■ Exercise task ■
Copy each line of the data below with the word "color".

■ Record extracts ■
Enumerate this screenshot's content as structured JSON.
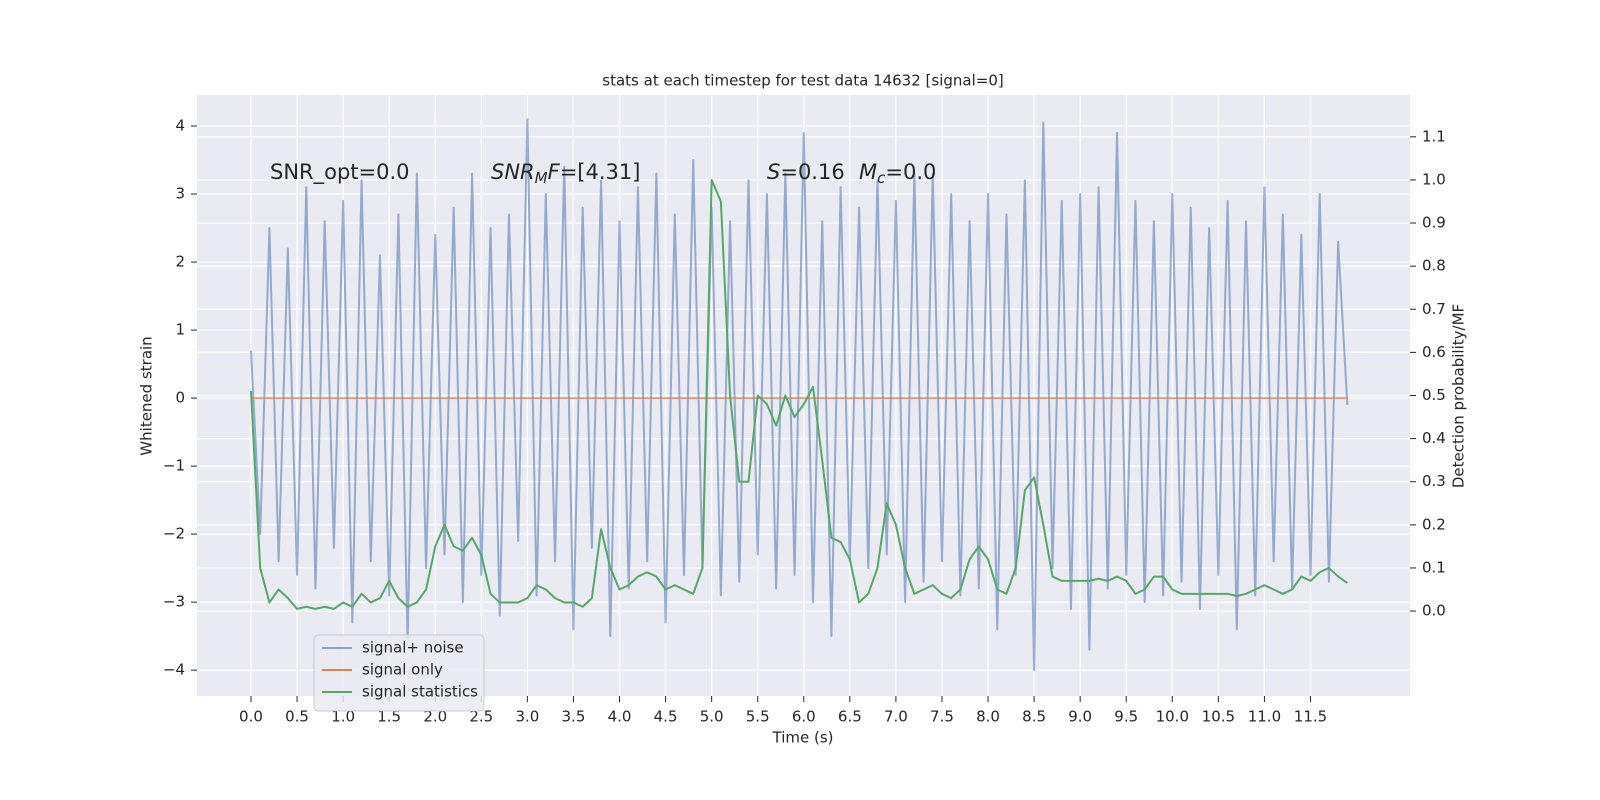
{
  "chart_data": {
    "type": "line",
    "title": "stats at each timestep for test data 14632 [signal=0]",
    "x_label": "Time (s)",
    "y_label": "Whitened strain",
    "y2_label": "Detection probability/MF",
    "xlim": [
      -0.586,
      12.58
    ],
    "ylim": [
      -4.38,
      4.456
    ],
    "y2lim": [
      -0.197,
      1.197
    ],
    "grid": true,
    "legend": "lower left",
    "xticks": [
      {
        "value": 0,
        "label": "0.0"
      },
      {
        "value": 0.5,
        "label": "0.5"
      },
      {
        "value": 1,
        "label": "1.0"
      },
      {
        "value": 1.5,
        "label": "1.5"
      },
      {
        "value": 2,
        "label": "2.0"
      },
      {
        "value": 2.5,
        "label": "2.5"
      },
      {
        "value": 3,
        "label": "3.0"
      },
      {
        "value": 3.5,
        "label": "3.5"
      },
      {
        "value": 4,
        "label": "4.0"
      },
      {
        "value": 4.5,
        "label": "4.5"
      },
      {
        "value": 5,
        "label": "5.0"
      },
      {
        "value": 5.5,
        "label": "5.5"
      },
      {
        "value": 6,
        "label": "6.0"
      },
      {
        "value": 6.5,
        "label": "6.5"
      },
      {
        "value": 7,
        "label": "7.0"
      },
      {
        "value": 7.5,
        "label": "7.5"
      },
      {
        "value": 8,
        "label": "8.0"
      },
      {
        "value": 8.5,
        "label": "8.5"
      },
      {
        "value": 9,
        "label": "9.0"
      },
      {
        "value": 9.5,
        "label": "9.5"
      },
      {
        "value": 10,
        "label": "10.0"
      },
      {
        "value": 10.5,
        "label": "10.5"
      },
      {
        "value": 11,
        "label": "11.0"
      },
      {
        "value": 11.5,
        "label": "11.5"
      }
    ],
    "yticks": [
      {
        "value": -4,
        "label": "−4"
      },
      {
        "value": -3,
        "label": "−3"
      },
      {
        "value": -2,
        "label": "−2"
      },
      {
        "value": -1,
        "label": "−1"
      },
      0,
      1,
      2,
      3,
      4
    ],
    "y2ticks": [
      {
        "value": 0,
        "label": "0.0"
      },
      {
        "value": 0.1,
        "label": "0.1"
      },
      {
        "value": 0.2,
        "label": "0.2"
      },
      {
        "value": 0.3,
        "label": "0.3"
      },
      {
        "value": 0.4,
        "label": "0.4"
      },
      {
        "value": 0.5,
        "label": "0.5"
      },
      {
        "value": 0.6,
        "label": "0.6"
      },
      {
        "value": 0.7,
        "label": "0.7"
      },
      {
        "value": 0.8,
        "label": "0.8"
      },
      {
        "value": 0.9,
        "label": "0.9"
      },
      {
        "value": 1,
        "label": "1.0"
      },
      {
        "value": 1.1,
        "label": "1.1"
      }
    ],
    "annotations": [
      {
        "parts": [
          {
            "text": "SNR_opt=0.0",
            "style": "normal"
          }
        ]
      },
      {
        "parts": [
          {
            "text": "SNR",
            "style": "italic"
          },
          {
            "text": "M",
            "style": "italic-sub"
          },
          {
            "text": "F",
            "style": "italic"
          },
          {
            "text": "=[4.31]",
            "style": "normal"
          }
        ]
      },
      {
        "parts": [
          {
            "text": "S",
            "style": "italic"
          },
          {
            "text": "=0.16",
            "style": "normal"
          }
        ]
      },
      {
        "parts": [
          {
            "text": "M",
            "style": "italic"
          },
          {
            "text": "c",
            "style": "italic-sub"
          },
          {
            "text": "=0.0",
            "style": "normal"
          }
        ]
      }
    ],
    "x": [
      0,
      0.1,
      0.2,
      0.3,
      0.4,
      0.5,
      0.6,
      0.7,
      0.8,
      0.9,
      1,
      1.1,
      1.2,
      1.3,
      1.4,
      1.5,
      1.6,
      1.7,
      1.8,
      1.9,
      2,
      2.1,
      2.2,
      2.3,
      2.4,
      2.5,
      2.6,
      2.7,
      2.8,
      2.9,
      3,
      3.1,
      3.2,
      3.3,
      3.4,
      3.5,
      3.6,
      3.7,
      3.8,
      3.9,
      4,
      4.1,
      4.2,
      4.3,
      4.4,
      4.5,
      4.6,
      4.7,
      4.8,
      4.9,
      5,
      5.1,
      5.2,
      5.3,
      5.4,
      5.5,
      5.6,
      5.7,
      5.8,
      5.9,
      6,
      6.1,
      6.2,
      6.3,
      6.4,
      6.5,
      6.6,
      6.7,
      6.8,
      6.9,
      7,
      7.1,
      7.2,
      7.3,
      7.4,
      7.5,
      7.6,
      7.7,
      7.8,
      7.9,
      8,
      8.1,
      8.2,
      8.3,
      8.4,
      8.5,
      8.6,
      8.7,
      8.8,
      8.9,
      9,
      9.1,
      9.2,
      9.3,
      9.4,
      9.5,
      9.6,
      9.7,
      9.8,
      9.9,
      10,
      10.1,
      10.2,
      10.3,
      10.4,
      10.5,
      10.6,
      10.7,
      10.8,
      10.9,
      11,
      11.1,
      11.2,
      11.3,
      11.4,
      11.5,
      11.6,
      11.7,
      11.8,
      11.9
    ],
    "series": [
      {
        "name": "signal+ noise",
        "color": "#4c72b0",
        "axis": "y",
        "values": [
          0.7,
          -2.0,
          2.5,
          -2.4,
          2.2,
          -2.6,
          3.1,
          -2.8,
          2.6,
          -2.2,
          2.9,
          -3.3,
          3.2,
          -2.4,
          2.1,
          -2.9,
          2.7,
          -3.6,
          3.3,
          -2.5,
          2.4,
          -2.3,
          2.8,
          -3.0,
          3.3,
          -2.6,
          2.5,
          -3.2,
          2.7,
          -2.1,
          4.1,
          -2.9,
          3.0,
          -2.4,
          3.4,
          -3.4,
          2.8,
          -2.2,
          3.2,
          -3.5,
          2.6,
          -2.8,
          3.1,
          -2.4,
          3.3,
          -3.3,
          2.7,
          -2.6,
          3.5,
          -2.5,
          2.8,
          -2.9,
          2.6,
          -2.7,
          3.2,
          -2.3,
          3.0,
          -2.8,
          3.3,
          -2.6,
          3.9,
          -3.0,
          2.6,
          -3.5,
          3.1,
          -2.4,
          2.8,
          -2.5,
          3.2,
          -2.3,
          2.9,
          -3.0,
          3.3,
          -2.7,
          3.3,
          -2.4,
          3.0,
          -2.9,
          2.6,
          -2.8,
          3.0,
          -3.4,
          2.7,
          -2.6,
          3.2,
          -4.0,
          4.05,
          -2.5,
          2.9,
          -3.1,
          3.0,
          -3.7,
          3.1,
          -2.8,
          3.9,
          -2.6,
          2.9,
          -3.0,
          2.6,
          -2.9,
          3.0,
          -2.7,
          2.8,
          -3.1,
          2.5,
          -2.6,
          2.9,
          -3.4,
          2.6,
          -2.9,
          3.1,
          -2.4,
          2.7,
          -2.8,
          2.4,
          -2.6,
          3.0,
          -2.7,
          2.3,
          -0.1
        ]
      },
      {
        "name": "signal only",
        "color": "#dd8452",
        "axis": "y",
        "values": [
          0,
          0,
          0,
          0,
          0,
          0,
          0,
          0,
          0,
          0,
          0,
          0,
          0,
          0,
          0,
          0,
          0,
          0,
          0,
          0,
          0,
          0,
          0,
          0,
          0,
          0,
          0,
          0,
          0,
          0,
          0,
          0,
          0,
          0,
          0,
          0,
          0,
          0,
          0,
          0,
          0,
          0,
          0,
          0,
          0,
          0,
          0,
          0,
          0,
          0,
          0,
          0,
          0,
          0,
          0,
          0,
          0,
          0,
          0,
          0,
          0,
          0,
          0,
          0,
          0,
          0,
          0,
          0,
          0,
          0,
          0,
          0,
          0,
          0,
          0,
          0,
          0,
          0,
          0,
          0,
          0,
          0,
          0,
          0,
          0,
          0,
          0,
          0,
          0,
          0,
          0,
          0,
          0,
          0,
          0,
          0,
          0,
          0,
          0,
          0,
          0,
          0,
          0,
          0,
          0,
          0,
          0,
          0,
          0,
          0,
          0,
          0,
          0,
          0,
          0,
          0,
          0,
          0,
          0,
          0
        ]
      },
      {
        "name": "signal statistics",
        "color": "#55a868",
        "axis": "y2",
        "values": [
          0.51,
          0.1,
          0.02,
          0.05,
          0.03,
          0.005,
          0.01,
          0.005,
          0.01,
          0.005,
          0.02,
          0.01,
          0.04,
          0.02,
          0.03,
          0.07,
          0.03,
          0.01,
          0.02,
          0.05,
          0.15,
          0.2,
          0.15,
          0.14,
          0.17,
          0.13,
          0.04,
          0.02,
          0.02,
          0.02,
          0.03,
          0.06,
          0.05,
          0.03,
          0.02,
          0.02,
          0.01,
          0.03,
          0.19,
          0.1,
          0.05,
          0.06,
          0.08,
          0.09,
          0.08,
          0.05,
          0.06,
          0.05,
          0.04,
          0.1,
          1.0,
          0.95,
          0.5,
          0.3,
          0.3,
          0.5,
          0.48,
          0.43,
          0.5,
          0.45,
          0.48,
          0.52,
          0.35,
          0.17,
          0.16,
          0.12,
          0.02,
          0.04,
          0.1,
          0.25,
          0.2,
          0.1,
          0.04,
          0.05,
          0.06,
          0.04,
          0.03,
          0.05,
          0.12,
          0.15,
          0.12,
          0.05,
          0.04,
          0.1,
          0.28,
          0.31,
          0.2,
          0.08,
          0.07,
          0.07,
          0.07,
          0.07,
          0.075,
          0.07,
          0.08,
          0.07,
          0.04,
          0.05,
          0.08,
          0.08,
          0.05,
          0.04,
          0.04,
          0.04,
          0.04,
          0.04,
          0.04,
          0.035,
          0.04,
          0.05,
          0.06,
          0.05,
          0.04,
          0.05,
          0.08,
          0.07,
          0.09,
          0.1,
          0.08,
          0.065
        ]
      }
    ]
  }
}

■ Task response ■
        "color": "#4c72b0",
        "color": "#dd8452",
        "color": "#55a868",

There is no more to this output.